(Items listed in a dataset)
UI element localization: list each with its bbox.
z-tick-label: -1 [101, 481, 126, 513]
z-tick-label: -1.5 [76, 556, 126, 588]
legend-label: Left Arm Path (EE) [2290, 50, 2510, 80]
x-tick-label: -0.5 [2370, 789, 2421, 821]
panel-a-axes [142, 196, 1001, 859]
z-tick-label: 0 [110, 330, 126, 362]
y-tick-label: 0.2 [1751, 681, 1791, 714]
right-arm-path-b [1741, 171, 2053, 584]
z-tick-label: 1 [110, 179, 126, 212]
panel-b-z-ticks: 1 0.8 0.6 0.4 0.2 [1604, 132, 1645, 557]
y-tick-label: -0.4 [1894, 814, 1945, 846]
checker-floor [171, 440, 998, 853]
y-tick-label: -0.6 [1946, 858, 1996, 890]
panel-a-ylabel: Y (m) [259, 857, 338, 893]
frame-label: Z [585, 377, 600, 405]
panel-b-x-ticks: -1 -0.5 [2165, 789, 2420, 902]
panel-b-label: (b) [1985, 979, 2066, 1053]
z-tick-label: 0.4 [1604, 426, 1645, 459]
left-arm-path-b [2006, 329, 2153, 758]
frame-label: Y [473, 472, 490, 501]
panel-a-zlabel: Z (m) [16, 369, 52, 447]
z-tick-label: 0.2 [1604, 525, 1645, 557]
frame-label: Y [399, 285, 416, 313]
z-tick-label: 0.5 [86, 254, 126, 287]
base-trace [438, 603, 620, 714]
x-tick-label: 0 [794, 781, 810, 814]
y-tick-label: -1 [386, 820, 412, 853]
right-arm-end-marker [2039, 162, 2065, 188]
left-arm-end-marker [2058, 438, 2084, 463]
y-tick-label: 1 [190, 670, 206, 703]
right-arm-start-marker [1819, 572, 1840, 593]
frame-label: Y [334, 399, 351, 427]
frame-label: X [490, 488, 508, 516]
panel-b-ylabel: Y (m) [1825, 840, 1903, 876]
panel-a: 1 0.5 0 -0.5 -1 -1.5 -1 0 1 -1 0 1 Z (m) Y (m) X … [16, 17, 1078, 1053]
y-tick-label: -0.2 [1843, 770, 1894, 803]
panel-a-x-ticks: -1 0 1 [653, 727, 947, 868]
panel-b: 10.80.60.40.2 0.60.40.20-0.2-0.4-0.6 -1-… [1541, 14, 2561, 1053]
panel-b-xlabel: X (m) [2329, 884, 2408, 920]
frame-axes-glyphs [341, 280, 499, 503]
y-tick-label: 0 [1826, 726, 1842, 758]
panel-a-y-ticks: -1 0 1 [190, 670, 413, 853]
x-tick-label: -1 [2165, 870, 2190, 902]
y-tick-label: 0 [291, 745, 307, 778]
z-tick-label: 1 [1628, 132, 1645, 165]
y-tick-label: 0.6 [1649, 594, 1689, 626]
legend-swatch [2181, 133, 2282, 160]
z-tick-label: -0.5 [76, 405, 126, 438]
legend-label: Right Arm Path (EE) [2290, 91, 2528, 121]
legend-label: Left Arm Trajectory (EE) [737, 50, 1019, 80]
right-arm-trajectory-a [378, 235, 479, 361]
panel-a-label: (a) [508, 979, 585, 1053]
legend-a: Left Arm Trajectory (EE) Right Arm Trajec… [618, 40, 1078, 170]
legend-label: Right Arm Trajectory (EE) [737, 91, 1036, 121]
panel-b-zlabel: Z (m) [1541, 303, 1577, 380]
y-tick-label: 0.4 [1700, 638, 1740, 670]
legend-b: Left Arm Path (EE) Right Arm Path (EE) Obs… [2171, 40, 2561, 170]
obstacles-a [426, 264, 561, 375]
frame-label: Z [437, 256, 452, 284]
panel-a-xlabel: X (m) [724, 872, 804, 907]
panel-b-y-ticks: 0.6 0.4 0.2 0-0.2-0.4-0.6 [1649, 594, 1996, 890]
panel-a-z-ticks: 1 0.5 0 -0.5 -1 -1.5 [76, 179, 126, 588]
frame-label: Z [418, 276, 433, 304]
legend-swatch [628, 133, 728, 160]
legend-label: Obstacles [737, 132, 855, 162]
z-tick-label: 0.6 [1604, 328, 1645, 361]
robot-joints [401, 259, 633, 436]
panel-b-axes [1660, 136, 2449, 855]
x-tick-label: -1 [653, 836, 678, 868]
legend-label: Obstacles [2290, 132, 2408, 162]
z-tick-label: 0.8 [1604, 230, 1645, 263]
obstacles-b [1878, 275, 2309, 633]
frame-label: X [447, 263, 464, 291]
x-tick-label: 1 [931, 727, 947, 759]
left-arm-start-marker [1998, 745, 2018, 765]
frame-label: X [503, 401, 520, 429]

## Work required
Give everything from the start of the material down to the line containing "panel-a-axes [142, 196, 1001, 859]" as a JSON list of strings, one string per line and blank lines left out.

## Task solution
[
  "UI element localization: list each with its bbox.",
  "z-tick-label: -1 [101, 481, 126, 513]",
  "z-tick-label: -1.5 [76, 556, 126, 588]",
  "legend-label: Left Arm Path (EE) [2290, 50, 2510, 80]",
  "x-tick-label: -0.5 [2370, 789, 2421, 821]",
  "panel-a-axes [142, 196, 1001, 859]"
]